**What the exercise asks**
Look through the records below, count the lines with the word "природных", and reply with only the number.

[Items from a data source]
•••••
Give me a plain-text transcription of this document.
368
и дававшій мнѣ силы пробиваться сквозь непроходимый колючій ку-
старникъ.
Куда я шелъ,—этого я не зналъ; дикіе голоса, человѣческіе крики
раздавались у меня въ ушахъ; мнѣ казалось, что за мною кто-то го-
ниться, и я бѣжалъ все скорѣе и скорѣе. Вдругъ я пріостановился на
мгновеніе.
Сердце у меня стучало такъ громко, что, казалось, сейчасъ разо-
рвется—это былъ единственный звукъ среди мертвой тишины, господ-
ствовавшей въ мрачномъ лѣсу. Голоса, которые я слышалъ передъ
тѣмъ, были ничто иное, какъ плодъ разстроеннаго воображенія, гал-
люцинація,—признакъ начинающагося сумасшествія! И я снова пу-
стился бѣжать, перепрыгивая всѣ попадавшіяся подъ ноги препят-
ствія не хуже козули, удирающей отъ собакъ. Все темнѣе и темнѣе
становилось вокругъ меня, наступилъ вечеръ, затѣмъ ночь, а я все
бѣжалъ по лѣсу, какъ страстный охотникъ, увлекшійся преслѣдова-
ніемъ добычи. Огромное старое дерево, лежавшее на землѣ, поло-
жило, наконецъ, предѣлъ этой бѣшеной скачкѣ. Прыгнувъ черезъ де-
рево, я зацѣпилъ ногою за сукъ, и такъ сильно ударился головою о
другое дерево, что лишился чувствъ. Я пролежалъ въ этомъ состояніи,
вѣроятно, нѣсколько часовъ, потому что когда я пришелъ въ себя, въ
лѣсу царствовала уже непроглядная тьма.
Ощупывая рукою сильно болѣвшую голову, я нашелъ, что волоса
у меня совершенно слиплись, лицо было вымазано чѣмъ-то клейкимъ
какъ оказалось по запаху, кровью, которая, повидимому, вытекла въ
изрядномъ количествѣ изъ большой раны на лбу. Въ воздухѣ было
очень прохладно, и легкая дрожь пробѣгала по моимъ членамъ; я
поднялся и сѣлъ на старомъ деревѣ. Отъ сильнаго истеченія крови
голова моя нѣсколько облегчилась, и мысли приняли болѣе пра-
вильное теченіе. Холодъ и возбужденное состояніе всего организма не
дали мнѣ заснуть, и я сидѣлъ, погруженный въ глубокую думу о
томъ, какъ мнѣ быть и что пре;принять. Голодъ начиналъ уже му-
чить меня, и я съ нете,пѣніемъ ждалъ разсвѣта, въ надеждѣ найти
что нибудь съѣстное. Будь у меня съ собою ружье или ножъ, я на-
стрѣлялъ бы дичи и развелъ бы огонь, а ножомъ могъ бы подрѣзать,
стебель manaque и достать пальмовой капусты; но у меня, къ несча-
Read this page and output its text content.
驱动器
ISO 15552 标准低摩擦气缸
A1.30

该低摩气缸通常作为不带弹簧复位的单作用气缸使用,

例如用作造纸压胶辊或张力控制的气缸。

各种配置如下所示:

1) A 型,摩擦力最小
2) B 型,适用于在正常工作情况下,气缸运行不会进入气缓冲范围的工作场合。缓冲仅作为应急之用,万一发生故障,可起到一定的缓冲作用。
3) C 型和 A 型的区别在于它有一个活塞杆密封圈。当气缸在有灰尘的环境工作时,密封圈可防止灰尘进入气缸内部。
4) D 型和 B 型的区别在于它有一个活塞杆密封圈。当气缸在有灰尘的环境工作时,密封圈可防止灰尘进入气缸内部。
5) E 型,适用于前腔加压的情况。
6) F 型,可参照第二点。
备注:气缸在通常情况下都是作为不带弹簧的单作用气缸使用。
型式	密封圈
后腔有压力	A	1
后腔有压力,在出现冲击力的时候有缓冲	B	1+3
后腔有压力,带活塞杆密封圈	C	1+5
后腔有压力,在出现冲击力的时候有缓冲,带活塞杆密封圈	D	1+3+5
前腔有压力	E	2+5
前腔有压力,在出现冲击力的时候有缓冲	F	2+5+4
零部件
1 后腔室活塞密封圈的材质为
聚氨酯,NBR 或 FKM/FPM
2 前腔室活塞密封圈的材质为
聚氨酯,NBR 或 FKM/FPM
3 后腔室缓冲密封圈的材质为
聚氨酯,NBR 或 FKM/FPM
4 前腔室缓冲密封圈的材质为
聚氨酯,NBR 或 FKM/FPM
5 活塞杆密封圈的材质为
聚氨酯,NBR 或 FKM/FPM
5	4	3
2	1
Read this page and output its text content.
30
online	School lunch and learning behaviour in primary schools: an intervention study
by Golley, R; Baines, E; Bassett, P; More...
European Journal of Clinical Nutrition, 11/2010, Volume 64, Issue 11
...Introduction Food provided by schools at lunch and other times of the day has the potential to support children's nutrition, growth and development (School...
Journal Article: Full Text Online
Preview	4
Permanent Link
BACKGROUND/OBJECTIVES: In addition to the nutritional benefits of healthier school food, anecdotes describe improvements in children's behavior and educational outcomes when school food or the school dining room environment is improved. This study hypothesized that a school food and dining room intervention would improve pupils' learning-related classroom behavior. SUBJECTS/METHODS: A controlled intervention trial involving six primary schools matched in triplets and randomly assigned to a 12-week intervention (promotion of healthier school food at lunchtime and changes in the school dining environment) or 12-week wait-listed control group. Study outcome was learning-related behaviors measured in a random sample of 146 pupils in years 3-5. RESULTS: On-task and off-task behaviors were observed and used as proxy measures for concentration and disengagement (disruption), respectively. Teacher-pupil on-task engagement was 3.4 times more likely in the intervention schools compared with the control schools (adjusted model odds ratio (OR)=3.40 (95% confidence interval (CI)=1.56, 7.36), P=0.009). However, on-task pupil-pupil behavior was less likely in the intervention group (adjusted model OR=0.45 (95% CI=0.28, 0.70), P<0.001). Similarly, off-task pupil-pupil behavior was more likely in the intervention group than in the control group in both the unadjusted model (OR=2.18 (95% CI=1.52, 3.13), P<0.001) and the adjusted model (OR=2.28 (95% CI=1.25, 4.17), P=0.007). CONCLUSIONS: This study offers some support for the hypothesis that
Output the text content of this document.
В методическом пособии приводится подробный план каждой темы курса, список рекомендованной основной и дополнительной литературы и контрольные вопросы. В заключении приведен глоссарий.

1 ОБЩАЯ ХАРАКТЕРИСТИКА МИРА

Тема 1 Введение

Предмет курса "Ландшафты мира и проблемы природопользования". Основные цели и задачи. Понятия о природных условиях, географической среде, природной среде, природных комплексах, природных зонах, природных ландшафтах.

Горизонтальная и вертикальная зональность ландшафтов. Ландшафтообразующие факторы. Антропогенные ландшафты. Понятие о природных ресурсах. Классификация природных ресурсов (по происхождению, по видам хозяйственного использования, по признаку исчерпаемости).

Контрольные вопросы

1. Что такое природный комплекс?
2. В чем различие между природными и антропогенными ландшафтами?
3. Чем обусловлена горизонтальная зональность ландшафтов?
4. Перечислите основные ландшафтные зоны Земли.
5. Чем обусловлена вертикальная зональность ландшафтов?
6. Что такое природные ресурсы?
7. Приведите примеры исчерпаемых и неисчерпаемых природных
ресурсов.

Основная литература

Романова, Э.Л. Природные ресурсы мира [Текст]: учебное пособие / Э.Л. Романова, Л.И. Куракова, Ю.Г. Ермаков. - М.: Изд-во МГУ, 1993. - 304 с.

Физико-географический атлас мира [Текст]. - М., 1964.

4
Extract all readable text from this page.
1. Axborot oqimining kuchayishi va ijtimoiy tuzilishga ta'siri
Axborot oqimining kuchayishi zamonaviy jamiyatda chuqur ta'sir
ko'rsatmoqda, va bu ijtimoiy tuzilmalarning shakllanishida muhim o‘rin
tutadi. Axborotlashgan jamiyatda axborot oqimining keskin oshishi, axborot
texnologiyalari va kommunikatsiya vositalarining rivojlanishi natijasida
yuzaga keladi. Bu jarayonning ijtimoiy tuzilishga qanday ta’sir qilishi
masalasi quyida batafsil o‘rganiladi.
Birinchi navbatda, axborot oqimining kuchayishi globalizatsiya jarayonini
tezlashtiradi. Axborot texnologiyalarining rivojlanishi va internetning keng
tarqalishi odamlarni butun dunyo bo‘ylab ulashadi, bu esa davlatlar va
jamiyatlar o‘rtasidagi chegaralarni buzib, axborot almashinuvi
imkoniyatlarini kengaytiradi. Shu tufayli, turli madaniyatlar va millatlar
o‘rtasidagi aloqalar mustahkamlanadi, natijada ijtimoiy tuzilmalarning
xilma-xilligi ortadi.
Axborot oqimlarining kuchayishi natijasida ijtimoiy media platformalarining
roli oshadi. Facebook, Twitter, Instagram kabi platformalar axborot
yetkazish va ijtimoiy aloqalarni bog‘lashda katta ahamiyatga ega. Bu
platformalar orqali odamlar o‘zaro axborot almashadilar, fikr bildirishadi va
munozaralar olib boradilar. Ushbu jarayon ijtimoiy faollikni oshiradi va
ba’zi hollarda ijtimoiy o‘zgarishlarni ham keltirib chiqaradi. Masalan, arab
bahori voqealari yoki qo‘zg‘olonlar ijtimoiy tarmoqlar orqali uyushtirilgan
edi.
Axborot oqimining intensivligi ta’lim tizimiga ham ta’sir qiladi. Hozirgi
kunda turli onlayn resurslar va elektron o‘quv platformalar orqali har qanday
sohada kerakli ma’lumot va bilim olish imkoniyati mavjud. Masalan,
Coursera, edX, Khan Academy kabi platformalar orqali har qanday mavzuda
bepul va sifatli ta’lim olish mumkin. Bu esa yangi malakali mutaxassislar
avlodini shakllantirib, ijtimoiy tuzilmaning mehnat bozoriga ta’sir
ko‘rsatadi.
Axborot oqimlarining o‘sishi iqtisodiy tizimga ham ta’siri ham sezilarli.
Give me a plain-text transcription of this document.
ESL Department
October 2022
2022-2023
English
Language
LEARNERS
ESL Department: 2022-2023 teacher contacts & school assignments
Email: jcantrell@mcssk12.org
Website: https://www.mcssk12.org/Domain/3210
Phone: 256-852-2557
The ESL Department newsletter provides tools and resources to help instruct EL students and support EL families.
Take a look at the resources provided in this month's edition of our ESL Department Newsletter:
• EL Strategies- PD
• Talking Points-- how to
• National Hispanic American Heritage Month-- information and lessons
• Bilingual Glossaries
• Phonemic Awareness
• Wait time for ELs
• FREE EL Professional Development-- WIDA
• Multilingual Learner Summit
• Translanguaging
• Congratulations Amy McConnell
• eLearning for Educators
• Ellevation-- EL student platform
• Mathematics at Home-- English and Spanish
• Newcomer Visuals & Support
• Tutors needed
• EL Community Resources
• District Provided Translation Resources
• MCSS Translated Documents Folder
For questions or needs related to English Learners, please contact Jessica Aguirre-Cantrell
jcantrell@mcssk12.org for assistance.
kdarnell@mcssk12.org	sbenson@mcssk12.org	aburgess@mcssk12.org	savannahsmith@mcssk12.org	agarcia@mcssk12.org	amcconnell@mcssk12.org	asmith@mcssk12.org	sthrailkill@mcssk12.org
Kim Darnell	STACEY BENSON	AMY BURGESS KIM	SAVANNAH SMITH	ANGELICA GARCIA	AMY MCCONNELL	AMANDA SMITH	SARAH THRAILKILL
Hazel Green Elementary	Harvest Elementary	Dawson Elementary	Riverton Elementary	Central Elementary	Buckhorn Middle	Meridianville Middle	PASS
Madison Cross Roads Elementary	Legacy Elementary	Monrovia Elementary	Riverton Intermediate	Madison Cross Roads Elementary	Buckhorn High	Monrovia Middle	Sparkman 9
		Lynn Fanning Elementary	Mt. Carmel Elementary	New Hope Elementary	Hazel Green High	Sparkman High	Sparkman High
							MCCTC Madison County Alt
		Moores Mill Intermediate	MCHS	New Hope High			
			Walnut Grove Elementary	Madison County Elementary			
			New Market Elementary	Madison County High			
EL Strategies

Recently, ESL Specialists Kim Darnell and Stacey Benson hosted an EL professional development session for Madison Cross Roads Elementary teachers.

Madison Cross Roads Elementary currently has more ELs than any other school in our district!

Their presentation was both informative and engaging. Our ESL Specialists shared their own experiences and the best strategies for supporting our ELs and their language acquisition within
•••••
**Output for this task**
3